### WHAT IS ASKED
Identify each line below that contains the word "Jego", and copy it out.

[Some records]

════════════════════

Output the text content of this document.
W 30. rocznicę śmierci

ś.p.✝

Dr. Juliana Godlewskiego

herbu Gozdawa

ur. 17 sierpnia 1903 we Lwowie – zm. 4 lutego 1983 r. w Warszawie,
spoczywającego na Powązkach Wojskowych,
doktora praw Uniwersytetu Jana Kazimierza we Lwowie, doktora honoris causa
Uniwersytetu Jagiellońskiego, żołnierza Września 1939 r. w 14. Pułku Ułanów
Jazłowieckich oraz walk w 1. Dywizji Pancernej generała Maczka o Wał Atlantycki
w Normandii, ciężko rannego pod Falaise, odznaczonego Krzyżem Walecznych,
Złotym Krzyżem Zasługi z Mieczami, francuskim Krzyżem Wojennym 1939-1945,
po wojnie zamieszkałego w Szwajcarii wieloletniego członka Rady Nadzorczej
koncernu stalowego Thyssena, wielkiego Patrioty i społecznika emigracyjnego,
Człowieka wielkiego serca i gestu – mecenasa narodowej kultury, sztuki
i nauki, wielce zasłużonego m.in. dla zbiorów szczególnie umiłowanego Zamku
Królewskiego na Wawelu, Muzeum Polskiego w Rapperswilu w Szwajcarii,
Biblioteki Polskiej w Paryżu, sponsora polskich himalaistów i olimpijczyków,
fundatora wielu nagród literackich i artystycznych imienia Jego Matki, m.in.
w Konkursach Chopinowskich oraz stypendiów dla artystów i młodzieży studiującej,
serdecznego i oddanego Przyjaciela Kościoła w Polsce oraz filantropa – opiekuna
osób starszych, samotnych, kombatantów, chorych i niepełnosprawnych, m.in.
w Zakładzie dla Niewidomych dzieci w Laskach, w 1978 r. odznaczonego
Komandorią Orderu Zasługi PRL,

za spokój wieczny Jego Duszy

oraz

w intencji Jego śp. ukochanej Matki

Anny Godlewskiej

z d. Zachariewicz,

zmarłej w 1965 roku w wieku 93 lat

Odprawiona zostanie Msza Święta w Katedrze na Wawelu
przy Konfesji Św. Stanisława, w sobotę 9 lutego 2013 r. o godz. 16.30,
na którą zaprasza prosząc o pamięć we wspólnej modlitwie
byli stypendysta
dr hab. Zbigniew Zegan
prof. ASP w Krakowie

════════════════════

### EXERCISE RESULT
fundatora wielu nagród literackich i artystycznych imienia Jego Matki, m.in.
za spokój wieczny Jego Duszy
w intencji Jego śp. ukochanej Matki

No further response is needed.